▸ **Aim of the task**
Are you able to retype all the records below exactly?

▸ **Data lines**
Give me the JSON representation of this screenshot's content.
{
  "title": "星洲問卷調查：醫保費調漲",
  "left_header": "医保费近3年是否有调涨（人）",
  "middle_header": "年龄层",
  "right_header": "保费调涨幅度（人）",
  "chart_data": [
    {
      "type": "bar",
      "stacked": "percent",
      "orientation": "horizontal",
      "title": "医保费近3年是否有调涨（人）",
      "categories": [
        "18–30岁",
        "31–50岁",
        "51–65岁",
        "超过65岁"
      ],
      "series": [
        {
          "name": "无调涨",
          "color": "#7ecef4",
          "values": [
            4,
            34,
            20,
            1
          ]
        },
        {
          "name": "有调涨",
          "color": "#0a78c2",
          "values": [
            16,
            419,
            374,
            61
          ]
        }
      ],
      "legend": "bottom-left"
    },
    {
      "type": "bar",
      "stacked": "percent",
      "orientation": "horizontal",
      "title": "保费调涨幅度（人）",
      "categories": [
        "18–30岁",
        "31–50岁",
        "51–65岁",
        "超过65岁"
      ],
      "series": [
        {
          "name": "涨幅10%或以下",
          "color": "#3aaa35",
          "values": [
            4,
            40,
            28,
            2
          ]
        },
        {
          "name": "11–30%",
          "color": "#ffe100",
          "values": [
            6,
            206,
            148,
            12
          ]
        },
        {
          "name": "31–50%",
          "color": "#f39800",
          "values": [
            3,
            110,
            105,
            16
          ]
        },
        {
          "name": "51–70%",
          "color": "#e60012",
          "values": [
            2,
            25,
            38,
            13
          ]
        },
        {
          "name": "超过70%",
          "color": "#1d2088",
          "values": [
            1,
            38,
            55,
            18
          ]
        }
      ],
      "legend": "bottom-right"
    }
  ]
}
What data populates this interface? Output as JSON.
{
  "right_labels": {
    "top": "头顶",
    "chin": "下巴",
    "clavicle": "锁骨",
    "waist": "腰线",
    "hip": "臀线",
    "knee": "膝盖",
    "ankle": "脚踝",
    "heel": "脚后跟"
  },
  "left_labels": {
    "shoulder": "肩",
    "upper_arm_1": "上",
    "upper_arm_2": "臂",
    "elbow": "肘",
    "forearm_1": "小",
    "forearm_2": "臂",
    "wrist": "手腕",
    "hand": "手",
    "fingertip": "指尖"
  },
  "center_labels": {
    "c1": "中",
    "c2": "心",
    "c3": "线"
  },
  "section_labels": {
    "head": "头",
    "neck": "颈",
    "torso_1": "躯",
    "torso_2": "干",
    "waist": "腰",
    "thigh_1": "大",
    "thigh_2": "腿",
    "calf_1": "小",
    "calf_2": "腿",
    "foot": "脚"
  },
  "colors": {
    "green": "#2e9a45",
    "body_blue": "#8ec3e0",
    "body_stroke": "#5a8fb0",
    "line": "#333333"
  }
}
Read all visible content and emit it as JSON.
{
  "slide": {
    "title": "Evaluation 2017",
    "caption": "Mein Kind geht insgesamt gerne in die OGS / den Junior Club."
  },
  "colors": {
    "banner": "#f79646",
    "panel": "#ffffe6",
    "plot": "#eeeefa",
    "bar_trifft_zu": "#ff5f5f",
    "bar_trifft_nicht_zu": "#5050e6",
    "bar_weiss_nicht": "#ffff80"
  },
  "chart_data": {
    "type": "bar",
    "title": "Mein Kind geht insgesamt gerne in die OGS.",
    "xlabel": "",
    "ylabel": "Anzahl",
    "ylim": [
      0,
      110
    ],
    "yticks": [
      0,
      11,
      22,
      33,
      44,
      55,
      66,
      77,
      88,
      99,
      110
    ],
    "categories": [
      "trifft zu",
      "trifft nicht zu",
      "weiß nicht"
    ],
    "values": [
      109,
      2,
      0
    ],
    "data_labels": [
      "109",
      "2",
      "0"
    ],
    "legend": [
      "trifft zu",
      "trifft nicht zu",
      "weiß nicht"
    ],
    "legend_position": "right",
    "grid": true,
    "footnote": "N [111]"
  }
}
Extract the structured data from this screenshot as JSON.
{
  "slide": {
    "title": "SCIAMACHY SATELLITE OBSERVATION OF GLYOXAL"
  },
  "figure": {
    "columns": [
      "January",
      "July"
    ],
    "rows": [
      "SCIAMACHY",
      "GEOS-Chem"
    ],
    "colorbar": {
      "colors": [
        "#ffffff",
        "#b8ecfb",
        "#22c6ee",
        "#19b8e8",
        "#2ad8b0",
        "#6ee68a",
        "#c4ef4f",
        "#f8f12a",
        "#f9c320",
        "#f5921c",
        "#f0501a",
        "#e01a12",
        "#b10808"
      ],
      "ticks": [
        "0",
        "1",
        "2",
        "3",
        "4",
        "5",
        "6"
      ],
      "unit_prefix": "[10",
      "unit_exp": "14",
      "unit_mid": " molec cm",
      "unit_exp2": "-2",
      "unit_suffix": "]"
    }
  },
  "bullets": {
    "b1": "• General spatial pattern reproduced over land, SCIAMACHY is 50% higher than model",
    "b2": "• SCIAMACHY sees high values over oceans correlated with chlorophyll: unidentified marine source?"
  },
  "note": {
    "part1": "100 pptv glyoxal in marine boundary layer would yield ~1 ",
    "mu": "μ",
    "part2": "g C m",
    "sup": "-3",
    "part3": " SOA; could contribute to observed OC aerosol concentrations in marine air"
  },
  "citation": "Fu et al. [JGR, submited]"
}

▸ **Reply to the exercise**
Give me the JSON representation of this screenshot's content.
{
  "title": "星洲問卷調查：醫保費調漲",
  "left_header": "医保费近3年是否有调涨（人）",
  "middle_header": "年龄层",
  "right_header": "保费调涨幅度（人）",
  "chart_data": [
    {
      "type": "bar",
      "stacked": "percent",
      "orientation": "horizontal",
      "title": "医保费近3年是否有调涨（人）",
      "categories": [
        "18–30岁",
        "31–50岁",
        "51–65岁",
        "超过65岁"
      ],
      "series": [
        {
          "name": "无调涨",
          "color": "#7ecef4",
          "values": [
            4,
            34,
            20,
            1
          ]
        },
        {
          "name": "有调涨",
          "color": "#0a78c2",
          "values": [
            16,
            419,
            374,
            61
          ]
        }
      ],
      "legend": "bottom-left"
    },
    {
      "type": "bar",
      "stacked": "percent",
      "orientation": "horizontal",
      "title": "保费调涨幅度（人）",
      "categories": [
        "18–30岁",
        "31–50岁",
        "51–65岁",
        "超过65岁"
      ],
      "series": [
        {
          "name": "涨幅10%或以下",
          "color": "#3aaa35",
          "values": [
            4,
            40,
            28,
            2
          ]
        },
        {
          "name": "11–30%",
          "color": "#ffe100",
          "values": [
            6,
            206,
            148,
            12
          ]
        },
        {
          "name": "31–50%",
          "color": "#f39800",
          "values": [
            3,
            110,
            105,
            16
          ]
        },
        {
          "name": "51–70%",
          "color": "#e60012",
          "values": [
            2,
            25,
            38,
            13
          ]
        },
        {
          "name": "超过70%",
          "color": "#1d2088",
          "values": [
            1,
            38,
            55,
            18
          ]
        }
      ],
      "legend": "bottom-right"
    }
  ]
}
What data populates this interface? Output as JSON.
{
  "right_labels": {
    "top": "头顶",
    "chin": "下巴",
    "clavicle": "锁骨",
    "waist": "腰线",
    "hip": "臀线",
    "knee": "膝盖",
    "ankle": "脚踝",
    "heel": "脚后跟"
  },
  "left_labels": {
    "shoulder": "肩",
    "upper_arm_1": "上",
    "upper_arm_2": "臂",
    "elbow": "肘",
    "forearm_1": "小",
    "forearm_2": "臂",
    "wrist": "手腕",
    "hand": "手",
    "fingertip": "指尖"
  },
  "center_labels": {
    "c1": "中",
    "c2": "心",
    "c3": "线"
  },
  "section_labels": {
    "head": "头",
    "neck": "颈",
    "torso_1": "躯",
    "torso_2": "干",
    "waist": "腰",
    "thigh_1": "大",
    "thigh_2": "腿",
    "calf_1": "小",
    "calf_2": "腿",
    "foot": "脚"
  },
  "colors": {
    "green": "#2e9a45",
    "body_blue": "#8ec3e0",
    "body_stroke": "#5a8fb0",
    "line": "#333333"
  }
}
Read all visible content and emit it as JSON.
{
  "slide": {
    "title": "Evaluation 2017",
    "caption": "Mein Kind geht insgesamt gerne in die OGS / den Junior Club."
  },
  "colors": {
    "banner": "#f79646",
    "panel": "#ffffe6",
    "plot": "#eeeefa",
    "bar_trifft_zu": "#ff5f5f",
    "bar_trifft_nicht_zu": "#5050e6",
    "bar_weiss_nicht": "#ffff80"
  },
  "chart_data": {
    "type": "bar",
    "title": "Mein Kind geht insgesamt gerne in die OGS.",
    "xlabel": "",
    "ylabel": "Anzahl",
    "ylim": [
      0,
      110
    ],
    "yticks": [
      0,
      11,
      22,
      33,
      44,
      55,
      66,
      77,
      88,
      99,
      110
    ],
    "categories": [
      "trifft zu",
      "trifft nicht zu",
      "weiß nicht"
    ],
    "values": [
      109,
      2,
      0
    ],
    "data_labels": [
      "109",
      "2",
      "0"
    ],
    "legend": [
      "trifft zu",
      "trifft nicht zu",
      "weiß nicht"
    ],
    "legend_position": "right",
    "grid": true,
    "footnote": "N [111]"
  }
}
Extract the structured data from this screenshot as JSON.
{
  "slide": {
    "title": "SCIAMACHY SATELLITE OBSERVATION OF GLYOXAL"
  },
  "figure": {
    "columns": [
      "January",
      "July"
    ],
    "rows": [
      "SCIAMACHY",
      "GEOS-Chem"
    ],
    "colorbar": {
      "colors": [
        "#ffffff",
        "#b8ecfb",
        "#22c6ee",
        "#19b8e8",
        "#2ad8b0",
        "#6ee68a",
        "#c4ef4f",
        "#f8f12a",
        "#f9c320",
        "#f5921c",
        "#f0501a",
        "#e01a12",
        "#b10808"
      ],
      "ticks": [
        "0",
        "1",
        "2",
        "3",
        "4",
        "5",
        "6"
      ],
      "unit_prefix": "[10",
      "unit_exp": "14",
      "unit_mid": " molec cm",
      "unit_exp2": "-2",
      "unit_suffix": "]"
    }
  },
  "bullets": {
    "b1": "• General spatial pattern reproduced over land, SCIAMACHY is 50% higher than model",
    "b2": "• SCIAMACHY sees high values over oceans correlated with chlorophyll: unidentified marine source?"
  },
  "note": {
    "part1": "100 pptv glyoxal in marine boundary layer would yield ~1 ",
    "mu": "μ",
    "part2": "g C m",
    "sup": "-3",
    "part3": " SOA; could contribute to observed OC aerosol concentrations in marine air"
  },
  "citation": "Fu et al. [JGR, submited]"
}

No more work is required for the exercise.